Description of the task » Pull each line holding "being" out of the entries below.
===== Supplied information =====
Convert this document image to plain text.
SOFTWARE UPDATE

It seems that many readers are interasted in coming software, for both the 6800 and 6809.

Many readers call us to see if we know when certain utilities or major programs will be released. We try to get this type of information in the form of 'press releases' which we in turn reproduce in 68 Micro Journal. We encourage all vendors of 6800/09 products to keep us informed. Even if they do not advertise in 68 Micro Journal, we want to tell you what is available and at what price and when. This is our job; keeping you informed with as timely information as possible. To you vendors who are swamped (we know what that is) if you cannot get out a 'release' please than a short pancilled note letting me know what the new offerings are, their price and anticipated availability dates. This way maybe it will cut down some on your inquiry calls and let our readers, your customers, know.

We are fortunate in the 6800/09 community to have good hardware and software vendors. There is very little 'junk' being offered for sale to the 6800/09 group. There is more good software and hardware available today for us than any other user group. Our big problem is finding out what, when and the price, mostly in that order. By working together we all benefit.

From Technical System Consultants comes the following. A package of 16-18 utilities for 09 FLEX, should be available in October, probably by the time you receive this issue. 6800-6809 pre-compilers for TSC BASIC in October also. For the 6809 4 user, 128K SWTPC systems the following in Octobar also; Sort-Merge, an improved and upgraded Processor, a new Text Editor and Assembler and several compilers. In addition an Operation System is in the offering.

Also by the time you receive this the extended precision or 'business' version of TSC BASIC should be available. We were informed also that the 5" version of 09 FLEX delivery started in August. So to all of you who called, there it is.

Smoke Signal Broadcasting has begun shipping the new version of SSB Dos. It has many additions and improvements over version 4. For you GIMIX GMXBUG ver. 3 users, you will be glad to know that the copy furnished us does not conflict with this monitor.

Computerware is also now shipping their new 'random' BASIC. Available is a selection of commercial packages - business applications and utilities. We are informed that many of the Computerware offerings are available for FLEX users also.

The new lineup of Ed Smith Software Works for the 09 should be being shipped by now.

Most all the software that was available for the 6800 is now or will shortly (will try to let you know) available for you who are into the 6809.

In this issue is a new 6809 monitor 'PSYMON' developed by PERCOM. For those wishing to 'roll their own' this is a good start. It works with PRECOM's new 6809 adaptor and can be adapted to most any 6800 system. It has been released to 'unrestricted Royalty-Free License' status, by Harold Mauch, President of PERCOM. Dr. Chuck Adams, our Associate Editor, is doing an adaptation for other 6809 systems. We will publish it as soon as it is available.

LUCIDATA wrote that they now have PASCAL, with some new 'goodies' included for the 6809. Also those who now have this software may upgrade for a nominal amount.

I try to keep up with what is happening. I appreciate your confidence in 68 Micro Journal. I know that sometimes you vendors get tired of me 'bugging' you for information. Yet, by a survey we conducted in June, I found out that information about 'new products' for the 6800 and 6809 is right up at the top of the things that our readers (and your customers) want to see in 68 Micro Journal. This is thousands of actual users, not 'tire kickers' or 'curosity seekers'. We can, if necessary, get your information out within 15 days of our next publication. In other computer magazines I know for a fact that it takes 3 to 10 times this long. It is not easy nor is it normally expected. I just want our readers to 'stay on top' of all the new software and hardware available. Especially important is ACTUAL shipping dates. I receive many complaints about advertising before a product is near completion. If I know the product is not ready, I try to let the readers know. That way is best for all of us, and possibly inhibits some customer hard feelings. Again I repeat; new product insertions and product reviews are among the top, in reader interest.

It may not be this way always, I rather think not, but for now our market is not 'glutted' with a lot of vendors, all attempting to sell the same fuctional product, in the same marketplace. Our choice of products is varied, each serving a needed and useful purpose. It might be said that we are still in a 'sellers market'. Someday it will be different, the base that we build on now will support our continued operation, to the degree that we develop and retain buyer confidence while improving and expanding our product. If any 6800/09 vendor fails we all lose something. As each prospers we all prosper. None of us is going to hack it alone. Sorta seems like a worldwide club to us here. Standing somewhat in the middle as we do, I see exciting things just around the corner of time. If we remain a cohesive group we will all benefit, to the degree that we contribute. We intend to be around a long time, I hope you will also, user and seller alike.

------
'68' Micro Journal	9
=====
Answer »
We are fortunate in the 6800/09 community to have good hardware and software vendors. There is very little 'junk' being offered for sale to the 6800/09 group. There is more good software and hardware available today for us than any other user group. Our big problem is finding out what, when and the price, mostly in that order. By working together we all benefit.
The new lineup of Ed Smith Software Works for the 09 should be being shipped by now.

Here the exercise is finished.